**Supplied records:**
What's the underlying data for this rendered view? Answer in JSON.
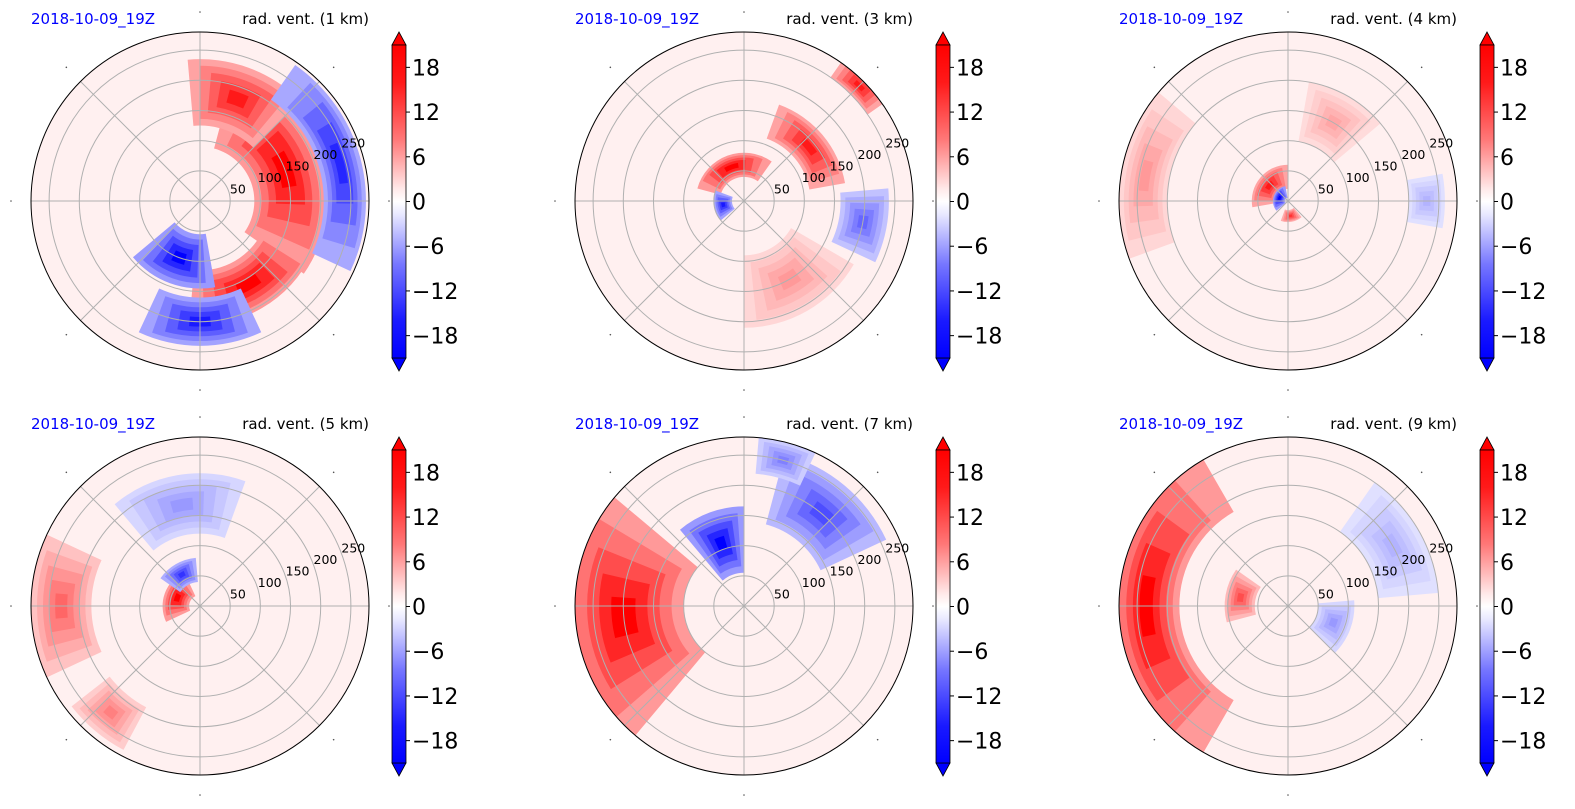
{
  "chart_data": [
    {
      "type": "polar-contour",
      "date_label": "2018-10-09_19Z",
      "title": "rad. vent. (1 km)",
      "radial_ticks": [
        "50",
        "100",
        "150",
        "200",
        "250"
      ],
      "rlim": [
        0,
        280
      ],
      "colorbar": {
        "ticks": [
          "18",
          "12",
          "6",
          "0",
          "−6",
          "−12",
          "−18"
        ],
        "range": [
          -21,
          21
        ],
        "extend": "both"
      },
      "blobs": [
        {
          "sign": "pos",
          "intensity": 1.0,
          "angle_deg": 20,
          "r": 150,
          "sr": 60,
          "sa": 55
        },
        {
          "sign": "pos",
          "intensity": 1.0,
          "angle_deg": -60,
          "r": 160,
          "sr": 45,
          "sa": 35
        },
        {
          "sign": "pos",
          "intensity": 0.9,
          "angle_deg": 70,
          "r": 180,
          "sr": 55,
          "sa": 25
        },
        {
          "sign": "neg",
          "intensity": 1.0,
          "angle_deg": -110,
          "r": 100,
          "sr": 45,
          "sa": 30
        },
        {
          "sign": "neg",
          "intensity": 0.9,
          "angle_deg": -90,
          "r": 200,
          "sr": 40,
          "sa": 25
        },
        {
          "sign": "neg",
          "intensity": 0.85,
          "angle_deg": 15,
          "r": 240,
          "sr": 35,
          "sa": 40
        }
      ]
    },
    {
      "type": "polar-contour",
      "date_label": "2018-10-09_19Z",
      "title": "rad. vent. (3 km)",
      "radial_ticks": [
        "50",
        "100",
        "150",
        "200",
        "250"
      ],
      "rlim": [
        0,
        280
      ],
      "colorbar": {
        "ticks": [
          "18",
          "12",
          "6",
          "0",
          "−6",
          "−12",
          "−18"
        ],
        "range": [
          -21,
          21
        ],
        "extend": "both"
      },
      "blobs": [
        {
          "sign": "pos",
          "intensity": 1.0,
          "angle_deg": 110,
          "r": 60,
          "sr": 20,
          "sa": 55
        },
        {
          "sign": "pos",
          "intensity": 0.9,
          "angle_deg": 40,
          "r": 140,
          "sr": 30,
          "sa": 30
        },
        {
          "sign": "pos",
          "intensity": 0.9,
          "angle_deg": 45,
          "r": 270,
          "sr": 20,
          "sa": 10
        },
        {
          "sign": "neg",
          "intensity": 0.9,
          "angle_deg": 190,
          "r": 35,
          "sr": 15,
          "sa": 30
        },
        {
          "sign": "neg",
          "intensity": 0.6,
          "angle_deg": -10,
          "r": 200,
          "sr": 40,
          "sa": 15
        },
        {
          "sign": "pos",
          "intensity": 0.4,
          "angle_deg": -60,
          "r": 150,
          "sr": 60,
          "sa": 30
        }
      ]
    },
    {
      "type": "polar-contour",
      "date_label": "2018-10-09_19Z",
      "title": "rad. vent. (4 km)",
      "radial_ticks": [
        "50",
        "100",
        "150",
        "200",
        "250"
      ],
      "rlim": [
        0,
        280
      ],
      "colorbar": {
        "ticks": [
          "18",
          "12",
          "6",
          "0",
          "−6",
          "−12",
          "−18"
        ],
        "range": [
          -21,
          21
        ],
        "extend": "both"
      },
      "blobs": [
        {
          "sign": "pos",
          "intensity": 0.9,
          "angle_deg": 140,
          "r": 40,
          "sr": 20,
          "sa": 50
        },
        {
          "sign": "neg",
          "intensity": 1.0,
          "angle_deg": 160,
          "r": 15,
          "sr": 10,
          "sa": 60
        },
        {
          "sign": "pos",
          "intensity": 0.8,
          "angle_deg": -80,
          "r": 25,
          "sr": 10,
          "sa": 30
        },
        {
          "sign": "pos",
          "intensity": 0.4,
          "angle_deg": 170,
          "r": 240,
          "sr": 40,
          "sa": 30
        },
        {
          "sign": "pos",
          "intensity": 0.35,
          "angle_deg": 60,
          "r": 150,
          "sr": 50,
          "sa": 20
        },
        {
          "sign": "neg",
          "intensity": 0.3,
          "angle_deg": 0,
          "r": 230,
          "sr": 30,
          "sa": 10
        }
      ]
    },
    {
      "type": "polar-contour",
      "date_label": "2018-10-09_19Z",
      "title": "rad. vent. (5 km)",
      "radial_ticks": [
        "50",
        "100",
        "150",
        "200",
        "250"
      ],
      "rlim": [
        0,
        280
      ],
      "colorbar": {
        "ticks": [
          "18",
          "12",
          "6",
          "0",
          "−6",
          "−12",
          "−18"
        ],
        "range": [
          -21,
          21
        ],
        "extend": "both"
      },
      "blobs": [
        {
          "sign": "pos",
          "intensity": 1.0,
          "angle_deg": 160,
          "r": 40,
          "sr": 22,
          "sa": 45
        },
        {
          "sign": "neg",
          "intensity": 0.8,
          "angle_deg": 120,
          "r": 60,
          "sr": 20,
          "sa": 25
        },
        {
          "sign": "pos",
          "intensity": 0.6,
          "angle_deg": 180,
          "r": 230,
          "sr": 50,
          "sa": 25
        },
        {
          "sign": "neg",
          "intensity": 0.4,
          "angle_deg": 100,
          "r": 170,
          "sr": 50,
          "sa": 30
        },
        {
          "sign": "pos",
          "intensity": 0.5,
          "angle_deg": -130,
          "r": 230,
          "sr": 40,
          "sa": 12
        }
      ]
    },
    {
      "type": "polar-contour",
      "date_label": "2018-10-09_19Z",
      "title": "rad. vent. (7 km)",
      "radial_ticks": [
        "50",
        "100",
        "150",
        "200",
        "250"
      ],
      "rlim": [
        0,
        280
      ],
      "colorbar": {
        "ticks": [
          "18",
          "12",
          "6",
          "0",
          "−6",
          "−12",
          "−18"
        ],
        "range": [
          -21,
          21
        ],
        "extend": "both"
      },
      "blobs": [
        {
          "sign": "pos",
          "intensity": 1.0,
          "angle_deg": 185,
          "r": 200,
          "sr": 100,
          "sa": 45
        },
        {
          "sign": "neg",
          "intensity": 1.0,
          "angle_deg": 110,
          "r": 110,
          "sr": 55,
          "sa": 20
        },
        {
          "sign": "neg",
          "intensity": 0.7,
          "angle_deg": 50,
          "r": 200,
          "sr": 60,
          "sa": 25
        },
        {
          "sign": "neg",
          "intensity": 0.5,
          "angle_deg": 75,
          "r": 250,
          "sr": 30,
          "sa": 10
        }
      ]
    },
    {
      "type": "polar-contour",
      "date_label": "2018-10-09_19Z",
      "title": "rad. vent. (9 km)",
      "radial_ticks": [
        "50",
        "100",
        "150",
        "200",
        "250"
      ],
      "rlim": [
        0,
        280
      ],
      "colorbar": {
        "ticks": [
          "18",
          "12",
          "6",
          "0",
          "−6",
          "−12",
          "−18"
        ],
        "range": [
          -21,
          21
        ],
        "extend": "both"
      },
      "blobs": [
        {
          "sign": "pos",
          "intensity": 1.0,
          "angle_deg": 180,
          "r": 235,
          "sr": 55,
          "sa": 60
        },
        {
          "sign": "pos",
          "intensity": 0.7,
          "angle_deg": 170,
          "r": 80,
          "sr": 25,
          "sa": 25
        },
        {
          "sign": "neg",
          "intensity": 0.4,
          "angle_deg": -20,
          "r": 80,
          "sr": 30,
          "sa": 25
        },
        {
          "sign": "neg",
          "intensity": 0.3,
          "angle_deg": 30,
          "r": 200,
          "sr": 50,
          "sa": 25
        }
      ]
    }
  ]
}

**Given problem:**
Among the records above, find each line holding the string "title" and pull it out.

**Answer to this task:**
      "title": "rad. vent. (1 km)",
      "title": "rad. vent. (3 km)",
      "title": "rad. vent. (4 km)",
      "title": "rad. vent. (5 km)",
      "title": "rad. vent. (7 km)",
      "title": "rad. vent. (9 km)",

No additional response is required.